## EXERCISE OBJECTIVE:
Return every entry exactly as written.

## ITEMS:
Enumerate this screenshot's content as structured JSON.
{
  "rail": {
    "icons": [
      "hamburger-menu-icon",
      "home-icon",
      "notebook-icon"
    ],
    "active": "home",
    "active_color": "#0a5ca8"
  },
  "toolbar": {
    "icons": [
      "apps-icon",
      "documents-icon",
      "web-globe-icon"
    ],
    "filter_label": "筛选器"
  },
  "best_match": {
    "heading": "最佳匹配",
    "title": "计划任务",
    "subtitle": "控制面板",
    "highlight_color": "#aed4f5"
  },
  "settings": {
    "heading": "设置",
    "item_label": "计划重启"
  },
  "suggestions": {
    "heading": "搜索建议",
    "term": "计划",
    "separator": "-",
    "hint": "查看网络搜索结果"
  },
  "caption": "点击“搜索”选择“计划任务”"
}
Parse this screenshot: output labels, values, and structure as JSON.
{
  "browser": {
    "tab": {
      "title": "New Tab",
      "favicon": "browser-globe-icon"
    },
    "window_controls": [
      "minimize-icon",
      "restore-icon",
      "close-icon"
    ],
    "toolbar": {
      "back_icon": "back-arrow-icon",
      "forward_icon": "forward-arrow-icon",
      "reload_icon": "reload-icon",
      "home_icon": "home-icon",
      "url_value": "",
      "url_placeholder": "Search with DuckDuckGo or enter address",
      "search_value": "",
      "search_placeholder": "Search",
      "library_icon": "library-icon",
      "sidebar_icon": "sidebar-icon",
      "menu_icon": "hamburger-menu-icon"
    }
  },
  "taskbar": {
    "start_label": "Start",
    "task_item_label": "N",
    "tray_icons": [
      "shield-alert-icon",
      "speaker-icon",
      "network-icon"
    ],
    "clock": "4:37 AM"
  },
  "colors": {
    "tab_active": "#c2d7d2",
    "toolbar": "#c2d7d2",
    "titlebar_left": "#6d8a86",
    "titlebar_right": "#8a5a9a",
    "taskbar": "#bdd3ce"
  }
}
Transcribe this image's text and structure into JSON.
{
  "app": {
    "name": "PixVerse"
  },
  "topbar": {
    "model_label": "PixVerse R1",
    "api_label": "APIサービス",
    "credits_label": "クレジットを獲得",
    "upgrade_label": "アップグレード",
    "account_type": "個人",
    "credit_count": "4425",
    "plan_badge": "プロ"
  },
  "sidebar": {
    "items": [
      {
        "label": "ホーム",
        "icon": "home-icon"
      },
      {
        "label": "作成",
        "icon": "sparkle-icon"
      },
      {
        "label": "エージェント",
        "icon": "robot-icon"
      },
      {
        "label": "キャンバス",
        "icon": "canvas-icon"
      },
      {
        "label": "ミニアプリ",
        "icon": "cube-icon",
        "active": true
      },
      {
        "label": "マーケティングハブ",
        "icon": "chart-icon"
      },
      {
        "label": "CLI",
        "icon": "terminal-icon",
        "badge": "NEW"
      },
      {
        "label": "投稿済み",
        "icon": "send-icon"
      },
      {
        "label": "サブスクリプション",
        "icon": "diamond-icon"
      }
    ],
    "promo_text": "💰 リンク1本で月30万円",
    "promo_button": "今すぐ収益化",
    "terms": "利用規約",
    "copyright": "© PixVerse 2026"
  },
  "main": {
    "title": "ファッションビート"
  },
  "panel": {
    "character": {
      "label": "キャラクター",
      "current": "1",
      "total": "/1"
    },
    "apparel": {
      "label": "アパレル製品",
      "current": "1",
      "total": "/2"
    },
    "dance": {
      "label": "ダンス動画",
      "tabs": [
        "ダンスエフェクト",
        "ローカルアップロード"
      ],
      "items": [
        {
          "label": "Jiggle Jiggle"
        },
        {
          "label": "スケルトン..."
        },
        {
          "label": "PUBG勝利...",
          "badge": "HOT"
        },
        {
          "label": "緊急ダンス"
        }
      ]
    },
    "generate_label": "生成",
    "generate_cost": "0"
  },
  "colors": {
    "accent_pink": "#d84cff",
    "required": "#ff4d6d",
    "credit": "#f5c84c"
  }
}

## ANSWER TO THE TASK:
Enumerate this screenshot's content as structured JSON.
{
  "rail": {
    "icons": [
      "hamburger-menu-icon",
      "home-icon",
      "notebook-icon"
    ],
    "active": "home",
    "active_color": "#0a5ca8"
  },
  "toolbar": {
    "icons": [
      "apps-icon",
      "documents-icon",
      "web-globe-icon"
    ],
    "filter_label": "筛选器"
  },
  "best_match": {
    "heading": "最佳匹配",
    "title": "计划任务",
    "subtitle": "控制面板",
    "highlight_color": "#aed4f5"
  },
  "settings": {
    "heading": "设置",
    "item_label": "计划重启"
  },
  "suggestions": {
    "heading": "搜索建议",
    "term": "计划",
    "separator": "-",
    "hint": "查看网络搜索结果"
  },
  "caption": "点击“搜索”选择“计划任务”"
}
Parse this screenshot: output labels, values, and structure as JSON.
{
  "browser": {
    "tab": {
      "title": "New Tab",
      "favicon": "browser-globe-icon"
    },
    "window_controls": [
      "minimize-icon",
      "restore-icon",
      "close-icon"
    ],
    "toolbar": {
      "back_icon": "back-arrow-icon",
      "forward_icon": "forward-arrow-icon",
      "reload_icon": "reload-icon",
      "home_icon": "home-icon",
      "url_value": "",
      "url_placeholder": "Search with DuckDuckGo or enter address",
      "search_value": "",
      "search_placeholder": "Search",
      "library_icon": "library-icon",
      "sidebar_icon": "sidebar-icon",
      "menu_icon": "hamburger-menu-icon"
    }
  },
  "taskbar": {
    "start_label": "Start",
    "task_item_label": "N",
    "tray_icons": [
      "shield-alert-icon",
      "speaker-icon",
      "network-icon"
    ],
    "clock": "4:37 AM"
  },
  "colors": {
    "tab_active": "#c2d7d2",
    "toolbar": "#c2d7d2",
    "titlebar_left": "#6d8a86",
    "titlebar_right": "#8a5a9a",
    "taskbar": "#bdd3ce"
  }
}
Transcribe this image's text and structure into JSON.
{
  "app": {
    "name": "PixVerse"
  },
  "topbar": {
    "model_label": "PixVerse R1",
    "api_label": "APIサービス",
    "credits_label": "クレジットを獲得",
    "upgrade_label": "アップグレード",
    "account_type": "個人",
    "credit_count": "4425",
    "plan_badge": "プロ"
  },
  "sidebar": {
    "items": [
      {
        "label": "ホーム",
        "icon": "home-icon"
      },
      {
        "label": "作成",
        "icon": "sparkle-icon"
      },
      {
        "label": "エージェント",
        "icon": "robot-icon"
      },
      {
        "label": "キャンバス",
        "icon": "canvas-icon"
      },
      {
        "label": "ミニアプリ",
        "icon": "cube-icon",
        "active": true
      },
      {
        "label": "マーケティングハブ",
        "icon": "chart-icon"
      },
      {
        "label": "CLI",
        "icon": "terminal-icon",
        "badge": "NEW"
      },
      {
        "label": "投稿済み",
        "icon": "send-icon"
      },
      {
        "label": "サブスクリプション",
        "icon": "diamond-icon"
      }
    ],
    "promo_text": "💰 リンク1本で月30万円",
    "promo_button": "今すぐ収益化",
    "terms": "利用規約",
    "copyright": "© PixVerse 2026"
  },
  "main": {
    "title": "ファッションビート"
  },
  "panel": {
    "character": {
      "label": "キャラクター",
      "current": "1",
      "total": "/1"
    },
    "apparel": {
      "label": "アパレル製品",
      "current": "1",
      "total": "/2"
    },
    "dance": {
      "label": "ダンス動画",
      "tabs": [
        "ダンスエフェクト",
        "ローカルアップロード"
      ],
      "items": [
        {
          "label": "Jiggle Jiggle"
        },
        {
          "label": "スケルトン..."
        },
        {
          "label": "PUBG勝利...",
          "badge": "HOT"
        },
        {
          "label": "緊急ダンス"
        }
      ]
    },
    "generate_label": "生成",
    "generate_cost": "0"
  },
  "colors": {
    "accent_pink": "#d84cff",
    "required": "#ff4d6d",
    "credit": "#f5c84c"
  }
}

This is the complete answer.